*What is required*. Your task is to extract the lines from the one holding "Read out every word on this page." through the end of the material. Set them down exactly and add nothing.

── Entries provided ──

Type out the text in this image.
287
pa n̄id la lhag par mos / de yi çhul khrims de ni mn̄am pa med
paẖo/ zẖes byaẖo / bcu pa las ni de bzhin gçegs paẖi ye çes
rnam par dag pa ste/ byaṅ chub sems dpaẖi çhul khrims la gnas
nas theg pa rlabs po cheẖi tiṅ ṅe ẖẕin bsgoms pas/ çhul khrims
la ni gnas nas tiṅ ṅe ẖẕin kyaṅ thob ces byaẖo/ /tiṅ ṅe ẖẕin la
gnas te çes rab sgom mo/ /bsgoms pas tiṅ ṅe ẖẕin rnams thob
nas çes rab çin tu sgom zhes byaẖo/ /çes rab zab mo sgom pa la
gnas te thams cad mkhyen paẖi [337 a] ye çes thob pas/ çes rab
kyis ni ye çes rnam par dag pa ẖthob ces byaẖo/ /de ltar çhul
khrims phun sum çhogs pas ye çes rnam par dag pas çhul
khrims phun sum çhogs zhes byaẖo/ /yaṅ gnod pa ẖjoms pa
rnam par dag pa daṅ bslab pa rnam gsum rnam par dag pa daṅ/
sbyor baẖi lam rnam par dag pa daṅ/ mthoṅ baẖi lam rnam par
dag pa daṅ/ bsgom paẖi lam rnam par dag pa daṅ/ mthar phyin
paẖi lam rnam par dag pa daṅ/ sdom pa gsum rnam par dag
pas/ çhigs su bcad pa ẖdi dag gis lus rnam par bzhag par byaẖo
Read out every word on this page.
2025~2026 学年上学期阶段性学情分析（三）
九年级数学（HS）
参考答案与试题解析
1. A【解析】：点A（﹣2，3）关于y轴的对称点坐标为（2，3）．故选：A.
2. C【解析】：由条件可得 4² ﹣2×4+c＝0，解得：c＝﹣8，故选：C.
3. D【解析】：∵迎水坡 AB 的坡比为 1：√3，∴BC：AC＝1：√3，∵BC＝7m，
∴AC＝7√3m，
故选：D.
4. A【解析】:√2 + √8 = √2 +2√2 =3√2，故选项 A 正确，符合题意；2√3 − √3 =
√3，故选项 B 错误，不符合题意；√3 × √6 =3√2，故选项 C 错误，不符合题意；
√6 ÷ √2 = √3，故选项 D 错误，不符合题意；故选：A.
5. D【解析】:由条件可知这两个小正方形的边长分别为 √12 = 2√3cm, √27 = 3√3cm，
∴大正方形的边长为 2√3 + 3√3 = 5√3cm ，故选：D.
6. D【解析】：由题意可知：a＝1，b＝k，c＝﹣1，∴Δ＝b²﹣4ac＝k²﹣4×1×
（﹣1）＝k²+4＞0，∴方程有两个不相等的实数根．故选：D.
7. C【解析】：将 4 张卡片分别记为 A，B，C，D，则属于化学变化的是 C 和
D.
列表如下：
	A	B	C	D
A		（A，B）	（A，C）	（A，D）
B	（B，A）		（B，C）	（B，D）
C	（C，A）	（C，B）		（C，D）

───

*The answer*.
Read out every word on this page.
2025~2026 学年上学期阶段性学情分析（三）
九年级数学（HS）
参考答案与试题解析
1. A【解析】：点A（﹣2，3）关于y轴的对称点坐标为（2，3）．故选：A.
2. C【解析】：由条件可得 4² ﹣2×4+c＝0，解得：c＝﹣8，故选：C.
3. D【解析】：∵迎水坡 AB 的坡比为 1：√3，∴BC：AC＝1：√3，∵BC＝7m，
∴AC＝7√3m，
故选：D.
4. A【解析】:√2 + √8 = √2 +2√2 =3√2，故选项 A 正确，符合题意；2√3 − √3 =
√3，故选项 B 错误，不符合题意；√3 × √6 =3√2，故选项 C 错误，不符合题意；
√6 ÷ √2 = √3，故选项 D 错误，不符合题意；故选：A.
5. D【解析】:由条件可知这两个小正方形的边长分别为 √12 = 2√3cm, √27 = 3√3cm，
∴大正方形的边长为 2√3 + 3√3 = 5√3cm ，故选：D.
6. D【解析】：由题意可知：a＝1，b＝k，c＝﹣1，∴Δ＝b²﹣4ac＝k²﹣4×1×
（﹣1）＝k²+4＞0，∴方程有两个不相等的实数根．故选：D.
7. C【解析】：将 4 张卡片分别记为 A，B，C，D，则属于化学变化的是 C 和
D.
列表如下：
	A	B	C	D
A		（A，B）	（A，C）	（A，D）
B	（B，A）		（B，C）	（B，D）
C	（C，A）	（C，B）		（C，D）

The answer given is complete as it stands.